Data to use:
========================================================================

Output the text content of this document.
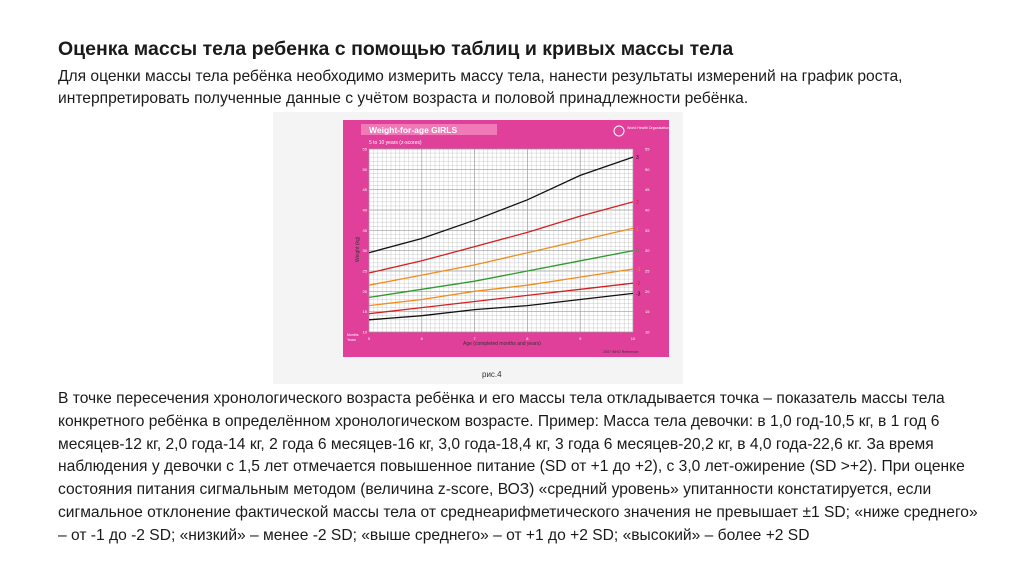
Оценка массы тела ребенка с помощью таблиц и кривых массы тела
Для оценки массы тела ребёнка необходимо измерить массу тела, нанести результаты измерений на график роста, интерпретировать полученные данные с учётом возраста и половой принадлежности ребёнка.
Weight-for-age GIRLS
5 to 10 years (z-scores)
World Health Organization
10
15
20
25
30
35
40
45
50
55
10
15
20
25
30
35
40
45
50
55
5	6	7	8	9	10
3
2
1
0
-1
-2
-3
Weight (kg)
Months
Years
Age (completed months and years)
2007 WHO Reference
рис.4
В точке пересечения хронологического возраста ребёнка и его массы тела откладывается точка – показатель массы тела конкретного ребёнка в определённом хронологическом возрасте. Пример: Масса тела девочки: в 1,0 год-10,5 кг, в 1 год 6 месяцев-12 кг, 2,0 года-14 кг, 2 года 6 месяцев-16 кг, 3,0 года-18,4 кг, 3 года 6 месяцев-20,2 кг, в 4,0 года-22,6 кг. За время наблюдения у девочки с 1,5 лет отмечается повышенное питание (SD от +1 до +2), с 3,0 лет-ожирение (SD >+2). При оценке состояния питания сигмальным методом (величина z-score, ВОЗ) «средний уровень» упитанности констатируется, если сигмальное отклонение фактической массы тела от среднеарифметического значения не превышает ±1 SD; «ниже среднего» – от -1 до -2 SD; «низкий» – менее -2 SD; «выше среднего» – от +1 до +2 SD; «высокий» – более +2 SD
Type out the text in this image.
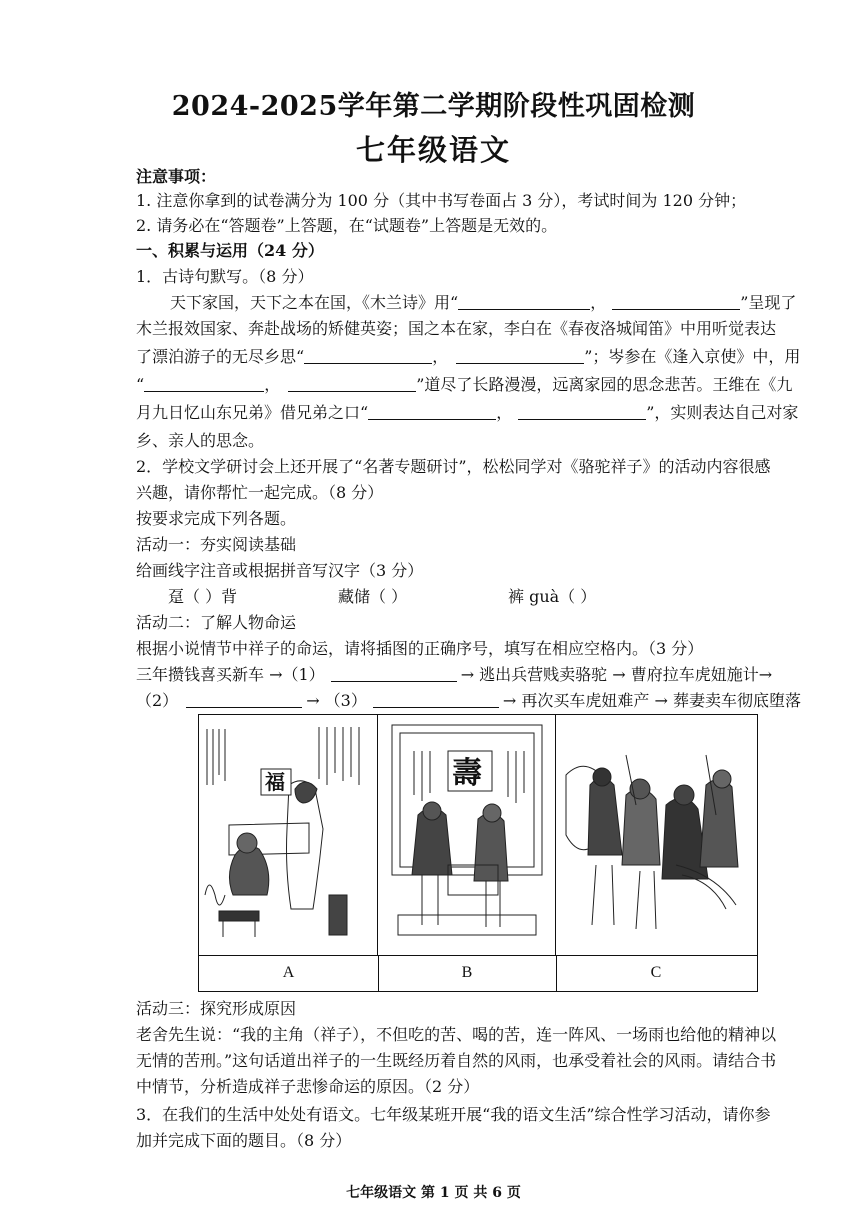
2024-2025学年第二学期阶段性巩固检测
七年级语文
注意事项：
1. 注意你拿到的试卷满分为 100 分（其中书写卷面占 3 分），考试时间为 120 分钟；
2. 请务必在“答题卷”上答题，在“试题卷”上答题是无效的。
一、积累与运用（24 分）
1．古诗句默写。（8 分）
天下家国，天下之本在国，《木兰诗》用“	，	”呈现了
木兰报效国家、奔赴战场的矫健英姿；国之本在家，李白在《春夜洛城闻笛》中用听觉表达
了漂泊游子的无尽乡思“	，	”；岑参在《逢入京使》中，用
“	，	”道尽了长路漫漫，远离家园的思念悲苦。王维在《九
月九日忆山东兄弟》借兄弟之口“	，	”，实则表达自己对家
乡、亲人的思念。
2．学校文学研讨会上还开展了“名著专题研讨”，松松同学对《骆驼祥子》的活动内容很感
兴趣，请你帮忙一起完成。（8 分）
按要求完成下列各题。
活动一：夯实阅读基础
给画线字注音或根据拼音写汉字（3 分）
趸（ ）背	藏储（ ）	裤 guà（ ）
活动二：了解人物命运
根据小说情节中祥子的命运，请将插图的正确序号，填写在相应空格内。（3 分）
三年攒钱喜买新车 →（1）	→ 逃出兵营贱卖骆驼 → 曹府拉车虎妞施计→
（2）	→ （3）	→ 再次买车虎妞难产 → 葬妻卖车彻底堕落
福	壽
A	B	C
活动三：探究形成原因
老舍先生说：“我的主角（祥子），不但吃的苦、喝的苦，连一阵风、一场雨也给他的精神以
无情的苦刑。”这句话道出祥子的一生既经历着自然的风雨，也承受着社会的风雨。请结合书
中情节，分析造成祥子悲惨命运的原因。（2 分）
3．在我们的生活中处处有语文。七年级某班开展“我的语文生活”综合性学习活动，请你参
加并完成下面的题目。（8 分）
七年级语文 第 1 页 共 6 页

========================================================================

Aim of the exercise: Replicate the material above verbatim; images stay out of the copy.

Task output:
Output the text content of this document.
Оценка массы тела ребенка с помощью таблиц и кривых массы тела
Для оценки массы тела ребёнка необходимо измерить массу тела, нанести результаты измерений на график роста, интерпретировать полученные данные с учётом возраста и половой принадлежности ребёнка.
Weight-for-age GIRLS
5 to 10 years (z-scores)
World Health Organization
10
15
20
25
30
35
40
45
50
55
10
15
20
25
30
35
40
45
50
55
5	6	7	8	9	10
3
2
1
0
-1
-2
-3
Weight (kg)
Months
Years
Age (completed months and years)
2007 WHO Reference
рис.4
В точке пересечения хронологического возраста ребёнка и его массы тела откладывается точка – показатель массы тела конкретного ребёнка в определённом хронологическом возрасте. Пример: Масса тела девочки: в 1,0 год-10,5 кг, в 1 год 6 месяцев-12 кг, 2,0 года-14 кг, 2 года 6 месяцев-16 кг, 3,0 года-18,4 кг, 3 года 6 месяцев-20,2 кг, в 4,0 года-22,6 кг. За время наблюдения у девочки с 1,5 лет отмечается повышенное питание (SD от +1 до +2), с 3,0 лет-ожирение (SD >+2). При оценке состояния питания сигмальным методом (величина z-score, ВОЗ) «средний уровень» упитанности констатируется, если сигмальное отклонение фактической массы тела от среднеарифметического значения не превышает ±1 SD; «ниже среднего» – от -1 до -2 SD; «низкий» – менее -2 SD; «выше среднего» – от +1 до +2 SD; «высокий» – более +2 SD
Type out the text in this image.
2024-2025学年第二学期阶段性巩固检测
七年级语文
注意事项：
1. 注意你拿到的试卷满分为 100 分（其中书写卷面占 3 分），考试时间为 120 分钟；
2. 请务必在“答题卷”上答题，在“试题卷”上答题是无效的。
一、积累与运用（24 分）
1．古诗句默写。（8 分）
天下家国，天下之本在国，《木兰诗》用“	，	”呈现了
木兰报效国家、奔赴战场的矫健英姿；国之本在家，李白在《春夜洛城闻笛》中用听觉表达
了漂泊游子的无尽乡思“	，	”；岑参在《逢入京使》中，用
“	，	”道尽了长路漫漫，远离家园的思念悲苦。王维在《九
月九日忆山东兄弟》借兄弟之口“	，	”，实则表达自己对家
乡、亲人的思念。
2．学校文学研讨会上还开展了“名著专题研讨”，松松同学对《骆驼祥子》的活动内容很感
兴趣，请你帮忙一起完成。（8 分）
按要求完成下列各题。
活动一：夯实阅读基础
给画线字注音或根据拼音写汉字（3 分）
趸（ ）背	藏储（ ）	裤 guà（ ）
活动二：了解人物命运
根据小说情节中祥子的命运，请将插图的正确序号，填写在相应空格内。（3 分）
三年攒钱喜买新车 →（1）	→ 逃出兵营贱卖骆驼 → 曹府拉车虎妞施计→
（2）	→ （3）	→ 再次买车虎妞难产 → 葬妻卖车彻底堕落
福	壽
A	B	C
活动三：探究形成原因
老舍先生说：“我的主角（祥子），不但吃的苦、喝的苦，连一阵风、一场雨也给他的精神以
无情的苦刑。”这句话道出祥子的一生既经历着自然的风雨，也承受着社会的风雨。请结合书
中情节，分析造成祥子悲惨命运的原因。（2 分）
3．在我们的生活中处处有语文。七年级某班开展“我的语文生活”综合性学习活动，请你参
加并完成下面的题目。（8 分）
七年级语文 第 1 页 共 6 页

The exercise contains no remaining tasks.